**Goal**: Answer with one number only: the number of lines that include the word "JSON".

**Dataset excerpts**:
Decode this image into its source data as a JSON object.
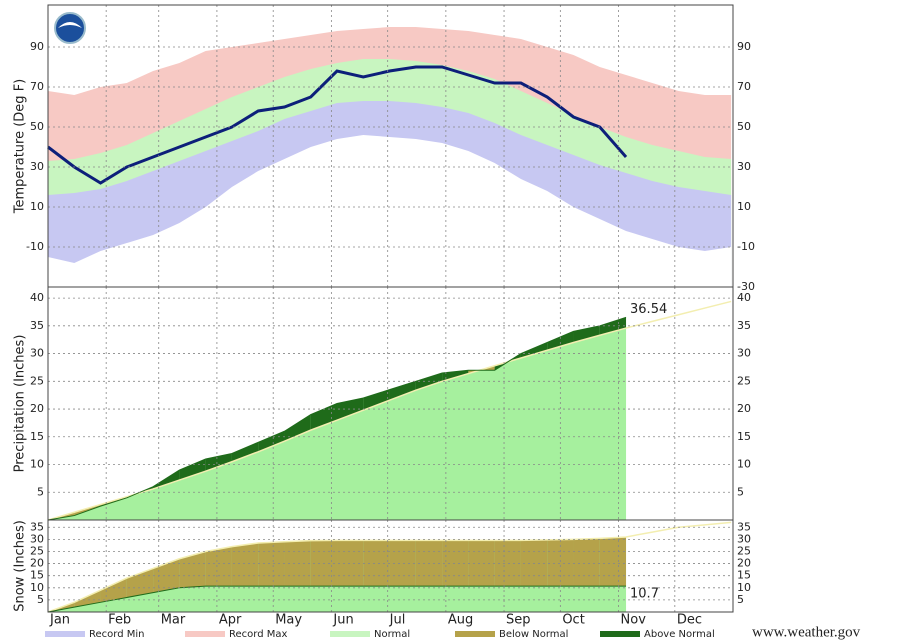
{
  "chart_data": [
    {
      "type": "band-line",
      "y_label": "Temperature (Deg F)",
      "x": [
        1,
        15,
        29,
        43,
        57,
        71,
        85,
        99,
        113,
        127,
        141,
        155,
        169,
        183,
        197,
        211,
        225,
        239,
        253,
        267,
        281,
        295,
        309,
        323,
        337,
        351,
        365
      ],
      "xlim": [
        1,
        366
      ],
      "xticks": [
        {
          "value": 1,
          "label": "Jan"
        },
        {
          "value": 32,
          "label": "Feb"
        },
        {
          "value": 60,
          "label": "Mar"
        },
        {
          "value": 91,
          "label": "Apr"
        },
        {
          "value": 121,
          "label": "May"
        },
        {
          "value": 152,
          "label": "Jun"
        },
        {
          "value": 182,
          "label": "Jul"
        },
        {
          "value": 213,
          "label": "Aug"
        },
        {
          "value": 244,
          "label": "Sep"
        },
        {
          "value": 274,
          "label": "Oct"
        },
        {
          "value": 305,
          "label": "Nov"
        },
        {
          "value": 335,
          "label": "Dec"
        }
      ],
      "ylim": [
        -30,
        111
      ],
      "yticks": [
        -30,
        -10,
        10,
        30,
        50,
        70,
        90
      ],
      "series": [
        {
          "color": "#f7c9c4",
          "values": [
            68,
            66,
            70,
            72,
            78,
            82,
            88,
            90,
            92,
            94,
            96,
            98,
            99,
            100,
            100,
            99,
            98,
            96,
            94,
            90,
            86,
            80,
            76,
            72,
            68,
            66,
            66
          ]
        },
        {
          "color": "#c8f5c0",
          "values": [
            33,
            34,
            37,
            41,
            47,
            53,
            59,
            65,
            70,
            75,
            79,
            82,
            84,
            84,
            83,
            81,
            78,
            74,
            68,
            62,
            56,
            50,
            45,
            41,
            38,
            35,
            34
          ],
          "lows": [
            16,
            17,
            19,
            23,
            28,
            33,
            38,
            43,
            48,
            54,
            58,
            62,
            63,
            63,
            62,
            60,
            57,
            52,
            46,
            41,
            36,
            31,
            27,
            23,
            20,
            18,
            16
          ]
        },
        {
          "color": "#c7c8f2",
          "values": [
            -15,
            -18,
            -12,
            -8,
            -4,
            2,
            10,
            20,
            28,
            34,
            40,
            44,
            46,
            45,
            44,
            42,
            38,
            32,
            24,
            18,
            10,
            4,
            -2,
            -6,
            -10,
            -12,
            -10
          ]
        },
        {
          "color": "#0d1f7a",
          "values": [
            40,
            30,
            22,
            30,
            35,
            40,
            45,
            50,
            58,
            60,
            65,
            78,
            75,
            78,
            80,
            80,
            76,
            72,
            72,
            65,
            55,
            50,
            35,
            null,
            null,
            null,
            null
          ]
        }
      ]
    },
    {
      "type": "cumulative",
      "y_label": "Precipitation (Inches)",
      "ylim": [
        0,
        42
      ],
      "yticks": [
        5,
        10,
        15,
        20,
        25,
        30,
        35,
        40
      ],
      "normal": {
        "color": "#a6f09e",
        "line_color": "#f3eeb0",
        "values": [
          0,
          1.4,
          2.8,
          4.2,
          5.6,
          7.2,
          8.8,
          10.5,
          12.3,
          14.2,
          16.2,
          18,
          19.8,
          21.6,
          23.4,
          25,
          26.4,
          27.8,
          29.2,
          30.6,
          32,
          33.3,
          34.6,
          35.8,
          37,
          38.2,
          39.4
        ]
      },
      "observed": {
        "above_color": "#1f6b1a",
        "below_color": "#b5a24a",
        "values": [
          0,
          0.8,
          2.5,
          4,
          6,
          9,
          11,
          12,
          14,
          16,
          19,
          21,
          22,
          23.5,
          25,
          26.5,
          27,
          27,
          30,
          32,
          34,
          35,
          36.54,
          null,
          null,
          null,
          null
        ]
      }
    },
    {
      "type": "cumulative",
      "y_label": "Snow (Inches)",
      "ylim": [
        0,
        38
      ],
      "yticks": [
        5,
        10,
        15,
        20,
        25,
        30,
        35
      ],
      "normal": {
        "color": "#a6f09e",
        "line_color": "#f3eeb0",
        "values": [
          0,
          4,
          9,
          14,
          18,
          22,
          25,
          27,
          28.5,
          29,
          29.5,
          29.6,
          29.6,
          29.6,
          29.6,
          29.6,
          29.6,
          29.6,
          29.6,
          29.8,
          30,
          30.4,
          31,
          33,
          35,
          36,
          37
        ]
      },
      "observed": {
        "above_color": "#1f6b1a",
        "below_color": "#b5a24a",
        "values": [
          0,
          2,
          4,
          6,
          8,
          10,
          10.7,
          10.7,
          10.7,
          10.7,
          10.7,
          10.7,
          10.7,
          10.7,
          10.7,
          10.7,
          10.7,
          10.7,
          10.7,
          10.7,
          10.7,
          10.7,
          10.7,
          null,
          null,
          null,
          null
        ]
      }
    }
  ],
  "legend": [
    {
      "name": "Record Min",
      "color": "#c7c8f2"
    },
    {
      "name": "Record Max",
      "color": "#f7c9c4"
    },
    {
      "name": "Normal",
      "color": "#c8f5c0"
    },
    {
      "name": "Below Normal",
      "color": "#b5a24a"
    },
    {
      "name": "Above Normal",
      "color": "#1f6b1a"
    }
  ],
  "footer": "www.weather.gov"
}
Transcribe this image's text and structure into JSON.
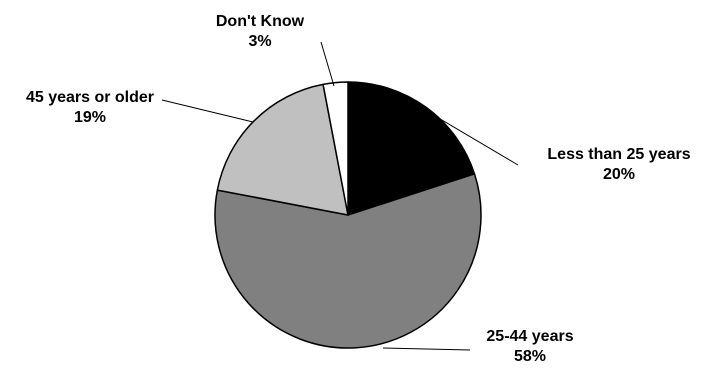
{
  "chart_data": {
    "type": "pie",
    "start_angle_deg": 0,
    "direction": "clockwise",
    "slices": [
      {
        "label": "Less than 25 years",
        "value": 20,
        "value_label": "20%",
        "color": "#000000"
      },
      {
        "label": "25-44 years",
        "value": 58,
        "value_label": "58%",
        "color": "#808080"
      },
      {
        "label": "45 years or older",
        "value": 19,
        "value_label": "19%",
        "color": "#c0c0c0"
      },
      {
        "label": "Don't Know",
        "value": 3,
        "value_label": "3%",
        "color": "#ffffff"
      }
    ]
  }
}
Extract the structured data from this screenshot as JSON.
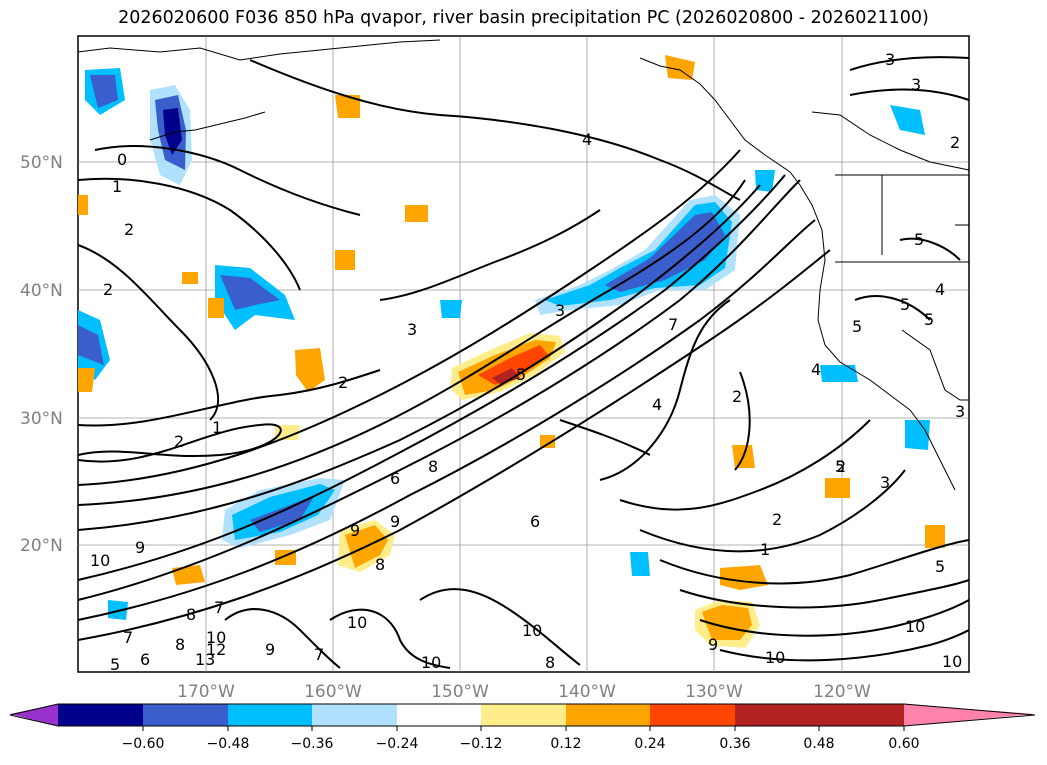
{
  "title": "2026020600 F036 850 hPa qvapor, river basin precipitation PC (2026020800 - 2026021100)",
  "axes": {
    "lat_labels": [
      "50°N",
      "40°N",
      "30°N",
      "20°N"
    ],
    "lon_labels": [
      "170°W",
      "160°W",
      "150°W",
      "140°W",
      "130°W",
      "120°W"
    ],
    "tick_color": "#808080"
  },
  "contour_labels": [
    {
      "text": "0"
    },
    {
      "text": "1"
    },
    {
      "text": "2"
    },
    {
      "text": "2"
    },
    {
      "text": "4"
    },
    {
      "text": "3"
    },
    {
      "text": "3"
    },
    {
      "text": "2"
    },
    {
      "text": "5"
    },
    {
      "text": "5"
    },
    {
      "text": "4"
    },
    {
      "text": "5"
    },
    {
      "text": "5"
    },
    {
      "text": "3"
    },
    {
      "text": "3"
    },
    {
      "text": "2"
    },
    {
      "text": "1"
    },
    {
      "text": "2"
    },
    {
      "text": "3"
    },
    {
      "text": "5"
    },
    {
      "text": "4"
    },
    {
      "text": "2"
    },
    {
      "text": "2"
    },
    {
      "text": "6"
    },
    {
      "text": "8"
    },
    {
      "text": "9"
    },
    {
      "text": "9"
    },
    {
      "text": "8"
    },
    {
      "text": "6"
    },
    {
      "text": "10"
    },
    {
      "text": "9"
    },
    {
      "text": "8"
    },
    {
      "text": "7"
    },
    {
      "text": "7"
    },
    {
      "text": "8"
    },
    {
      "text": "10"
    },
    {
      "text": "12"
    },
    {
      "text": "13"
    },
    {
      "text": "5"
    },
    {
      "text": "6"
    },
    {
      "text": "9"
    },
    {
      "text": "7"
    },
    {
      "text": "10"
    },
    {
      "text": "10"
    },
    {
      "text": "10"
    },
    {
      "text": "8"
    },
    {
      "text": "9"
    },
    {
      "text": "10"
    },
    {
      "text": "2"
    },
    {
      "text": "1"
    },
    {
      "text": "5"
    },
    {
      "text": "3"
    },
    {
      "text": "5"
    },
    {
      "text": "10"
    },
    {
      "text": "10"
    },
    {
      "text": "7"
    },
    {
      "text": "4"
    }
  ],
  "colorbar": {
    "colors": [
      "#9932CC",
      "#00008B",
      "#3A5FCD",
      "#00BFFF",
      "#B0E2FF",
      "#FFFFFF",
      "#FFEC8B",
      "#FFA500",
      "#FF4500",
      "#B22222",
      "#FF82AB"
    ],
    "tick_labels": [
      "−0.60",
      "−0.48",
      "−0.36",
      "−0.24",
      "−0.12",
      "0.12",
      "0.24",
      "0.36",
      "0.48",
      "0.60"
    ]
  }
}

**The output**: 3